• _What to work on_
Your task is to retype each line of the data below exactly.

• _Listing_
-- -- --

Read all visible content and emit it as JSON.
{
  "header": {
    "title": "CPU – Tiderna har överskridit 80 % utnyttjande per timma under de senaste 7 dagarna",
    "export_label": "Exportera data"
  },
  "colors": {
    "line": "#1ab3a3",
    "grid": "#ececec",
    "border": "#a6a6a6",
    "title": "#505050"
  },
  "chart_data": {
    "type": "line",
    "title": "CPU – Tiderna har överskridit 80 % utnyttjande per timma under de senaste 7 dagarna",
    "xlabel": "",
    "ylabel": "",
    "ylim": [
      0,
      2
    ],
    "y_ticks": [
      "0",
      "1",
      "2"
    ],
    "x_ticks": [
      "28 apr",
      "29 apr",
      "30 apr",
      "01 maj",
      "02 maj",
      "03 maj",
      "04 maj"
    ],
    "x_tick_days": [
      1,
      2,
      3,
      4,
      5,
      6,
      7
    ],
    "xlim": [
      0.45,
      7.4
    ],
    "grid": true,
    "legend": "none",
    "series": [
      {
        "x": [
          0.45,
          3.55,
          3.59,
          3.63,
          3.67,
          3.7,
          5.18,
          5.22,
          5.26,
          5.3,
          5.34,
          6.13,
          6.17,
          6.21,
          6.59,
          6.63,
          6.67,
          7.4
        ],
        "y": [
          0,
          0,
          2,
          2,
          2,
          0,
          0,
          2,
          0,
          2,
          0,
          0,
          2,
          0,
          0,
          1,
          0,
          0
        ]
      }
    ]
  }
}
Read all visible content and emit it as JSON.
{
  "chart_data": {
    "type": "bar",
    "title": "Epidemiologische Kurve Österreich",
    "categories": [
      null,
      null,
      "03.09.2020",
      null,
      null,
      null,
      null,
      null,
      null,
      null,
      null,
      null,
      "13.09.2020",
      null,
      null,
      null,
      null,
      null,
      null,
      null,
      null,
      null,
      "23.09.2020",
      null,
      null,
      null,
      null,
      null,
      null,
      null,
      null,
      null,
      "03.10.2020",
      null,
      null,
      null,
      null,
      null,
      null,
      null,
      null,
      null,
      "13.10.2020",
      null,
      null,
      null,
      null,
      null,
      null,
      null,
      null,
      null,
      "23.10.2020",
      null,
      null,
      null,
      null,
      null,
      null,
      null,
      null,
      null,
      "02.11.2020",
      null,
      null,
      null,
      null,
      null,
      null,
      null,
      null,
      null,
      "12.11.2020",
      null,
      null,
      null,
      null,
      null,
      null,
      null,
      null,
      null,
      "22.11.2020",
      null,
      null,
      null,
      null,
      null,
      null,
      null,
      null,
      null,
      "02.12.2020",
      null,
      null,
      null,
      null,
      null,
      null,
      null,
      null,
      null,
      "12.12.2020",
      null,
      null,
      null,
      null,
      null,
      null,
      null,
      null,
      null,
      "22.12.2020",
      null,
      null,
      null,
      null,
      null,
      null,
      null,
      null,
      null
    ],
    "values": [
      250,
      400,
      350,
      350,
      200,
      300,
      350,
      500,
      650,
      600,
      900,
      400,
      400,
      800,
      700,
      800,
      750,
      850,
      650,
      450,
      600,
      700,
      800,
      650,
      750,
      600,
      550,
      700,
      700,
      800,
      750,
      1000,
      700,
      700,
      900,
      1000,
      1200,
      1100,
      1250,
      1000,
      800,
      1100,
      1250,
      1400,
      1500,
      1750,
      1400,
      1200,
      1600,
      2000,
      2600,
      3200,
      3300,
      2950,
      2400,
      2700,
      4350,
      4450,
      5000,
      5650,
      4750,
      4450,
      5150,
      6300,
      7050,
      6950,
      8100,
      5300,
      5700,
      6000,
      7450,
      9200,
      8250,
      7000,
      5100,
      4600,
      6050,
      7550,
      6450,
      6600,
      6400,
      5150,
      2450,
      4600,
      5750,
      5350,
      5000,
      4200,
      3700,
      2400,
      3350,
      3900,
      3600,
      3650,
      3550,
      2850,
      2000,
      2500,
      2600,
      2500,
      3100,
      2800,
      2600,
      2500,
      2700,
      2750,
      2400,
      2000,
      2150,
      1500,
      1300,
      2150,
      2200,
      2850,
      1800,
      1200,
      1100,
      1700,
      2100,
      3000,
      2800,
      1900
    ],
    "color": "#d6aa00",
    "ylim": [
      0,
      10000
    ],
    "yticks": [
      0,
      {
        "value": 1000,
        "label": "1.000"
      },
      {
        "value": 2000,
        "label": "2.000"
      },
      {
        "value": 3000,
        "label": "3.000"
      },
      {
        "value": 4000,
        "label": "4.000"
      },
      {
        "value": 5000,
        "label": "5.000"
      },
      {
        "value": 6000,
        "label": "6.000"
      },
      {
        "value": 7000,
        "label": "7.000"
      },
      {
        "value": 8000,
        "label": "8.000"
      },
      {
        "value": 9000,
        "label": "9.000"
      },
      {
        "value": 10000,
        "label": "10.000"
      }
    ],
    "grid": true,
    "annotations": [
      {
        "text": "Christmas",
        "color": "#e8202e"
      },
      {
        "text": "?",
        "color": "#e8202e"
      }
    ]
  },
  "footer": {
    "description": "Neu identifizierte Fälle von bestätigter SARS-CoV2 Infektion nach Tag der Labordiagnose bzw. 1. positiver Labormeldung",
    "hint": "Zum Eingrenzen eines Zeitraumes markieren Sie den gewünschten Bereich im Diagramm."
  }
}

-- -- --

• _Final result_
Read all visible content and emit it as JSON.
{
  "header": {
    "title": "CPU – Tiderna har överskridit 80 % utnyttjande per timma under de senaste 7 dagarna",
    "export_label": "Exportera data"
  },
  "colors": {
    "line": "#1ab3a3",
    "grid": "#ececec",
    "border": "#a6a6a6",
    "title": "#505050"
  },
  "chart_data": {
    "type": "line",
    "title": "CPU – Tiderna har överskridit 80 % utnyttjande per timma under de senaste 7 dagarna",
    "xlabel": "",
    "ylabel": "",
    "ylim": [
      0,
      2
    ],
    "y_ticks": [
      "0",
      "1",
      "2"
    ],
    "x_ticks": [
      "28 apr",
      "29 apr",
      "30 apr",
      "01 maj",
      "02 maj",
      "03 maj",
      "04 maj"
    ],
    "x_tick_days": [
      1,
      2,
      3,
      4,
      5,
      6,
      7
    ],
    "xlim": [
      0.45,
      7.4
    ],
    "grid": true,
    "legend": "none",
    "series": [
      {
        "x": [
          0.45,
          3.55,
          3.59,
          3.63,
          3.67,
          3.7,
          5.18,
          5.22,
          5.26,
          5.3,
          5.34,
          6.13,
          6.17,
          6.21,
          6.59,
          6.63,
          6.67,
          7.4
        ],
        "y": [
          0,
          0,
          2,
          2,
          2,
          0,
          0,
          2,
          0,
          2,
          0,
          0,
          2,
          0,
          0,
          1,
          0,
          0
        ]
      }
    ]
  }
}
Read all visible content and emit it as JSON.
{
  "chart_data": {
    "type": "bar",
    "title": "Epidemiologische Kurve Österreich",
    "categories": [
      null,
      null,
      "03.09.2020",
      null,
      null,
      null,
      null,
      null,
      null,
      null,
      null,
      null,
      "13.09.2020",
      null,
      null,
      null,
      null,
      null,
      null,
      null,
      null,
      null,
      "23.09.2020",
      null,
      null,
      null,
      null,
      null,
      null,
      null,
      null,
      null,
      "03.10.2020",
      null,
      null,
      null,
      null,
      null,
      null,
      null,
      null,
      null,
      "13.10.2020",
      null,
      null,
      null,
      null,
      null,
      null,
      null,
      null,
      null,
      "23.10.2020",
      null,
      null,
      null,
      null,
      null,
      null,
      null,
      null,
      null,
      "02.11.2020",
      null,
      null,
      null,
      null,
      null,
      null,
      null,
      null,
      null,
      "12.11.2020",
      null,
      null,
      null,
      null,
      null,
      null,
      null,
      null,
      null,
      "22.11.2020",
      null,
      null,
      null,
      null,
      null,
      null,
      null,
      null,
      null,
      "02.12.2020",
      null,
      null,
      null,
      null,
      null,
      null,
      null,
      null,
      null,
      "12.12.2020",
      null,
      null,
      null,
      null,
      null,
      null,
      null,
      null,
      null,
      "22.12.2020",
      null,
      null,
      null,
      null,
      null,
      null,
      null,
      null,
      null
    ],
    "values": [
      250,
      400,
      350,
      350,
      200,
      300,
      350,
      500,
      650,
      600,
      900,
      400,
      400,
      800,
      700,
      800,
      750,
      850,
      650,
      450,
      600,
      700,
      800,
      650,
      750,
      600,
      550,
      700,
      700,
      800,
      750,
      1000,
      700,
      700,
      900,
      1000,
      1200,
      1100,
      1250,
      1000,
      800,
      1100,
      1250,
      1400,
      1500,
      1750,
      1400,
      1200,
      1600,
      2000,
      2600,
      3200,
      3300,
      2950,
      2400,
      2700,
      4350,
      4450,
      5000,
      5650,
      4750,
      4450,
      5150,
      6300,
      7050,
      6950,
      8100,
      5300,
      5700,
      6000,
      7450,
      9200,
      8250,
      7000,
      5100,
      4600,
      6050,
      7550,
      6450,
      6600,
      6400,
      5150,
      2450,
      4600,
      5750,
      5350,
      5000,
      4200,
      3700,
      2400,
      3350,
      3900,
      3600,
      3650,
      3550,
      2850,
      2000,
      2500,
      2600,
      2500,
      3100,
      2800,
      2600,
      2500,
      2700,
      2750,
      2400,
      2000,
      2150,
      1500,
      1300,
      2150,
      2200,
      2850,
      1800,
      1200,
      1100,
      1700,
      2100,
      3000,
      2800,
      1900
    ],
    "color": "#d6aa00",
    "ylim": [
      0,
      10000
    ],
    "yticks": [
      0,
      {
        "value": 1000,
        "label": "1.000"
      },
      {
        "value": 2000,
        "label": "2.000"
      },
      {
        "value": 3000,
        "label": "3.000"
      },
      {
        "value": 4000,
        "label": "4.000"
      },
      {
        "value": 5000,
        "label": "5.000"
      },
      {
        "value": 6000,
        "label": "6.000"
      },
      {
        "value": 7000,
        "label": "7.000"
      },
      {
        "value": 8000,
        "label": "8.000"
      },
      {
        "value": 9000,
        "label": "9.000"
      },
      {
        "value": 10000,
        "label": "10.000"
      }
    ],
    "grid": true,
    "annotations": [
      {
        "text": "Christmas",
        "color": "#e8202e"
      },
      {
        "text": "?",
        "color": "#e8202e"
      }
    ]
  },
  "footer": {
    "description": "Neu identifizierte Fälle von bestätigter SARS-CoV2 Infektion nach Tag der Labordiagnose bzw. 1. positiver Labormeldung",
    "hint": "Zum Eingrenzen eines Zeitraumes markieren Sie den gewünschten Bereich im Diagramm."
  }
}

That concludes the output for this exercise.